**Input material**
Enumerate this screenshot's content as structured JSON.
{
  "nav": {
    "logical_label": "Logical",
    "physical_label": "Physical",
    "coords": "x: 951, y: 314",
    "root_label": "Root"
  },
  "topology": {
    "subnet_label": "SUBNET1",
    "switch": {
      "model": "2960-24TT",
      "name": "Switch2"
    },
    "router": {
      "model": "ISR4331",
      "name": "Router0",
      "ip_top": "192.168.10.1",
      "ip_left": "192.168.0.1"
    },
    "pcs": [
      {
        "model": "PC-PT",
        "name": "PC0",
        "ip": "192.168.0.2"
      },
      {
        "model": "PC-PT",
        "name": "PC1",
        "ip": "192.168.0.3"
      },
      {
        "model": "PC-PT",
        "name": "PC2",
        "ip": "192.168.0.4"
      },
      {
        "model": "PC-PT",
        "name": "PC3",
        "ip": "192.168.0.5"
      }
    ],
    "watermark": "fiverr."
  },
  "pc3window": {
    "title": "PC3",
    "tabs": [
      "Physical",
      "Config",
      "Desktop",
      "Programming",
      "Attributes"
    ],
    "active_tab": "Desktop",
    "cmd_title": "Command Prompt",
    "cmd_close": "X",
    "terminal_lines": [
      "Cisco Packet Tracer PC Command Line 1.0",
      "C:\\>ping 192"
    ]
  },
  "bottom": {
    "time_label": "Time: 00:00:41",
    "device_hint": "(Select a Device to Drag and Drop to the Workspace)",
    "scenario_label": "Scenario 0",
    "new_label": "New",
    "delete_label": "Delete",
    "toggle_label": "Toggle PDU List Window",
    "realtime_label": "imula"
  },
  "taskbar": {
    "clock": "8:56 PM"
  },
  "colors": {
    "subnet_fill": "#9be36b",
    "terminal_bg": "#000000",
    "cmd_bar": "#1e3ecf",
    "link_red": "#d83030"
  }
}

**What the task requires**
Identify every line where the string "name" appears.

**Reply to the exercise**
      "name": "Switch2"
      "name": "Router0",
        "name": "PC0",
        "name": "PC1",
        "name": "PC2",
        "name": "PC3",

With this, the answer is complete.